- Goal of the exercise -
Find every line with the word "name" and report how many there are, without any other text.

-- start Information given --

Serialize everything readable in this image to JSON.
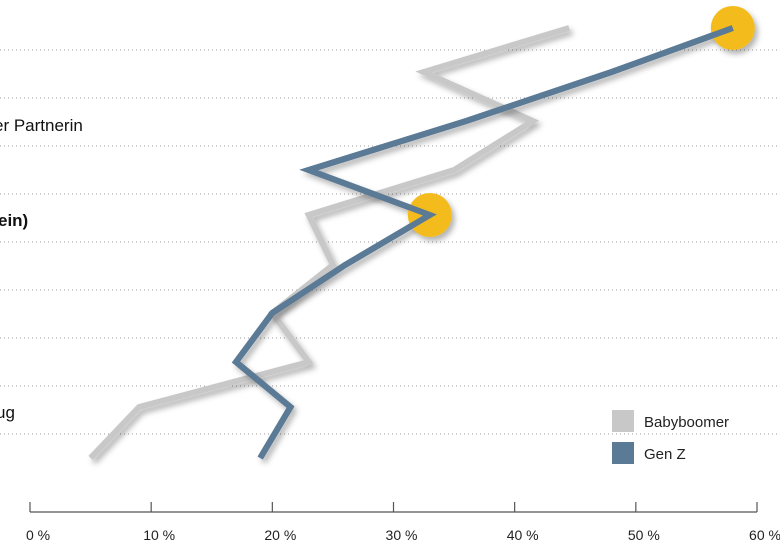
{
  "chart_data": {
    "type": "line",
    "orientation": "horizontal",
    "xlim": [
      0,
      60
    ],
    "x_ticks": [
      "0 %",
      "10 %",
      "20 %",
      "30 %",
      "40 %",
      "50 %",
      "60 %"
    ],
    "category_labels": [
      {
        "text": "er Partnerin",
        "row": 2,
        "bold": false
      },
      {
        "text": "ein)",
        "row": 4,
        "bold": true
      },
      {
        "text": "ug",
        "row": 8,
        "bold": false
      }
    ],
    "rows": 10,
    "series": [
      {
        "name": "Babyboomer",
        "color": "#c8c8c8",
        "values": [
          44.5,
          32.5,
          41.5,
          35,
          23,
          25,
          20,
          23,
          9,
          5
        ]
      },
      {
        "name": "Gen Z",
        "color": "#5b7a96",
        "values": [
          58,
          48,
          36,
          23,
          33,
          26,
          20,
          17,
          21.5,
          19
        ]
      }
    ],
    "highlight_points": [
      {
        "series": "Gen Z",
        "row": 0,
        "value": 58,
        "color": "#f3bb1c"
      },
      {
        "series": "Gen Z",
        "row": 4,
        "value": 33,
        "color": "#f3bb1c"
      }
    ],
    "grid": true,
    "legend_position": "bottom-right"
  }
}
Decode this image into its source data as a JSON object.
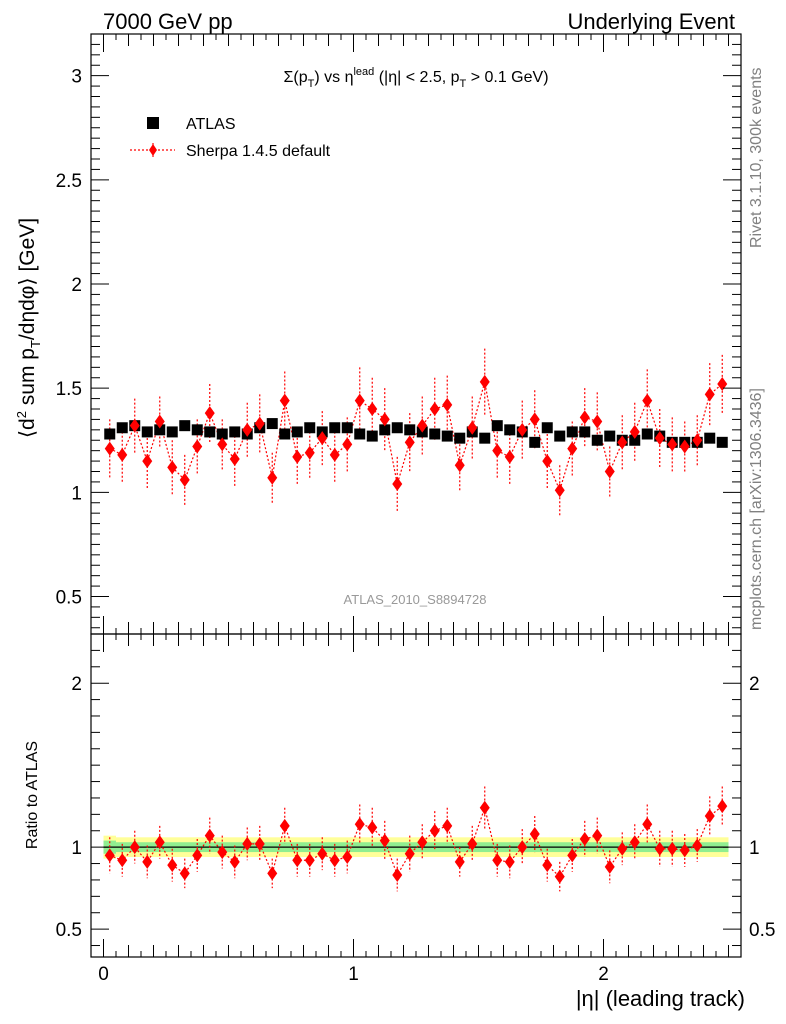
{
  "header": {
    "left": "7000 GeV pp",
    "right": "Underlying Event"
  },
  "side": {
    "rivet": "Rivet 3.1.10,  300k events",
    "mcplots": "mcplots.cern.ch [arXiv:1306.3436]"
  },
  "chart_data": {
    "type": "scatter",
    "title": "Σ(p_T) vs η^lead (|η| < 2.5, p_T > 0.1 GeV)",
    "title_parts": {
      "sigma": "Σ(p",
      "sub_t": "T",
      "vs": ") vs η",
      "sup_lead": "lead",
      "cut_a": " (|η| < 2.5, p",
      "sub_t2": "T",
      "cut_b": " > 0.1 GeV)"
    },
    "ylabel": "⟨d² sum p_T/dηdφ⟩ [GeV]",
    "ylabel_parts": {
      "a": "⟨d",
      "sup2": "2",
      "b": " sum p",
      "subT": "T",
      "c": "/dηdφ⟩ [GeV]"
    },
    "ratio_ylabel": "Ratio to ATLAS",
    "xlabel": "|η| (leading track)",
    "watermark": "ATLAS_2010_S8894728",
    "xlim": [
      -0.05,
      2.55
    ],
    "ylim": [
      0.32,
      3.2
    ],
    "ratio_ylim": [
      0.33,
      2.3
    ],
    "x_ticks": [
      0,
      1,
      2
    ],
    "x_tick_labels": [
      "0",
      "1",
      "2"
    ],
    "y_ticks": [
      0.5,
      1,
      1.5,
      2,
      2.5,
      3
    ],
    "y_tick_labels": [
      "0.5",
      "1",
      "1.5",
      "2",
      "2.5",
      "3"
    ],
    "ratio_ticks": [
      0.5,
      1,
      2
    ],
    "ratio_tick_labels": [
      "0.5",
      "1",
      "2"
    ],
    "legend": {
      "atlas": "ATLAS",
      "sherpa": "Sherpa 1.4.5 default"
    },
    "colors": {
      "atlas": "#000000",
      "sherpa": "#ff0000",
      "band_inner": "#90ee90",
      "band_outer": "#ffff99",
      "watermark": "#999999",
      "side_text": "#808080"
    },
    "x": [
      0.025,
      0.075,
      0.125,
      0.175,
      0.225,
      0.275,
      0.325,
      0.375,
      0.425,
      0.475,
      0.525,
      0.575,
      0.625,
      0.675,
      0.725,
      0.775,
      0.825,
      0.875,
      0.925,
      0.975,
      1.025,
      1.075,
      1.125,
      1.175,
      1.225,
      1.275,
      1.325,
      1.375,
      1.425,
      1.475,
      1.525,
      1.575,
      1.625,
      1.675,
      1.725,
      1.775,
      1.825,
      1.875,
      1.925,
      1.975,
      2.025,
      2.075,
      2.125,
      2.175,
      2.225,
      2.275,
      2.325,
      2.375,
      2.425,
      2.475
    ],
    "series": [
      {
        "name": "ATLAS",
        "values": [
          1.28,
          1.31,
          1.32,
          1.29,
          1.3,
          1.29,
          1.32,
          1.3,
          1.29,
          1.28,
          1.29,
          1.28,
          1.31,
          1.33,
          1.28,
          1.29,
          1.31,
          1.29,
          1.31,
          1.31,
          1.28,
          1.27,
          1.3,
          1.31,
          1.3,
          1.29,
          1.28,
          1.27,
          1.26,
          1.29,
          1.26,
          1.32,
          1.3,
          1.29,
          1.24,
          1.31,
          1.27,
          1.29,
          1.29,
          1.25,
          1.27,
          1.25,
          1.25,
          1.28,
          1.27,
          1.24,
          1.24,
          1.24,
          1.26,
          1.24
        ]
      },
      {
        "name": "Sherpa 1.4.5 default",
        "values": [
          1.21,
          1.18,
          1.32,
          1.15,
          1.34,
          1.12,
          1.06,
          1.22,
          1.38,
          1.23,
          1.16,
          1.3,
          1.33,
          1.07,
          1.44,
          1.17,
          1.19,
          1.26,
          1.18,
          1.23,
          1.44,
          1.4,
          1.35,
          1.04,
          1.24,
          1.32,
          1.4,
          1.42,
          1.13,
          1.31,
          1.53,
          1.2,
          1.17,
          1.3,
          1.35,
          1.15,
          1.01,
          1.21,
          1.36,
          1.34,
          1.1,
          1.24,
          1.29,
          1.44,
          1.26,
          1.23,
          1.22,
          1.25,
          1.47,
          1.52
        ],
        "errors": [
          0.14,
          0.13,
          0.13,
          0.13,
          0.12,
          0.13,
          0.12,
          0.13,
          0.14,
          0.12,
          0.13,
          0.13,
          0.14,
          0.12,
          0.14,
          0.13,
          0.12,
          0.13,
          0.13,
          0.13,
          0.16,
          0.15,
          0.15,
          0.13,
          0.14,
          0.14,
          0.15,
          0.14,
          0.12,
          0.15,
          0.16,
          0.13,
          0.13,
          0.14,
          0.14,
          0.13,
          0.12,
          0.13,
          0.14,
          0.14,
          0.12,
          0.13,
          0.14,
          0.15,
          0.14,
          0.13,
          0.12,
          0.12,
          0.15,
          0.14
        ]
      }
    ],
    "ratio": [
      0.95,
      0.92,
      1.0,
      0.91,
      1.03,
      0.89,
      0.84,
      0.95,
      1.07,
      0.97,
      0.91,
      1.02,
      1.02,
      0.84,
      1.13,
      0.92,
      0.92,
      0.96,
      0.92,
      0.94,
      1.14,
      1.12,
      1.04,
      0.83,
      0.96,
      1.03,
      1.1,
      1.13,
      0.91,
      1.02,
      1.24,
      0.92,
      0.91,
      1.0,
      1.08,
      0.89,
      0.82,
      0.95,
      1.05,
      1.07,
      0.88,
      0.99,
      1.03,
      1.14,
      0.99,
      0.99,
      0.98,
      1.01,
      1.19,
      1.25
    ],
    "ratio_errors": [
      0.11,
      0.1,
      0.1,
      0.1,
      0.1,
      0.1,
      0.09,
      0.1,
      0.11,
      0.1,
      0.1,
      0.1,
      0.11,
      0.09,
      0.11,
      0.1,
      0.1,
      0.1,
      0.1,
      0.1,
      0.12,
      0.12,
      0.12,
      0.1,
      0.11,
      0.11,
      0.12,
      0.11,
      0.09,
      0.11,
      0.13,
      0.1,
      0.1,
      0.11,
      0.11,
      0.1,
      0.09,
      0.1,
      0.11,
      0.11,
      0.1,
      0.1,
      0.11,
      0.12,
      0.11,
      0.11,
      0.1,
      0.1,
      0.12,
      0.12
    ],
    "band_inner": [
      0.04,
      0.03,
      0.03,
      0.03,
      0.03,
      0.03,
      0.03,
      0.03,
      0.03,
      0.03,
      0.03,
      0.03,
      0.03,
      0.03,
      0.03,
      0.03,
      0.03,
      0.03,
      0.03,
      0.03,
      0.03,
      0.03,
      0.03,
      0.03,
      0.03,
      0.03,
      0.03,
      0.03,
      0.03,
      0.03,
      0.03,
      0.03,
      0.03,
      0.03,
      0.03,
      0.03,
      0.03,
      0.03,
      0.03,
      0.03,
      0.03,
      0.03,
      0.03,
      0.03,
      0.03,
      0.03,
      0.03,
      0.03,
      0.03,
      0.03
    ],
    "band_outer": [
      0.07,
      0.06,
      0.06,
      0.06,
      0.06,
      0.06,
      0.06,
      0.06,
      0.06,
      0.06,
      0.06,
      0.06,
      0.06,
      0.06,
      0.06,
      0.06,
      0.06,
      0.06,
      0.06,
      0.06,
      0.06,
      0.06,
      0.06,
      0.06,
      0.06,
      0.06,
      0.06,
      0.06,
      0.06,
      0.06,
      0.06,
      0.06,
      0.06,
      0.06,
      0.06,
      0.06,
      0.06,
      0.06,
      0.06,
      0.06,
      0.06,
      0.06,
      0.06,
      0.06,
      0.06,
      0.06,
      0.06,
      0.06,
      0.06,
      0.06
    ]
  }
}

-- end Information given --

- Exercise result -
4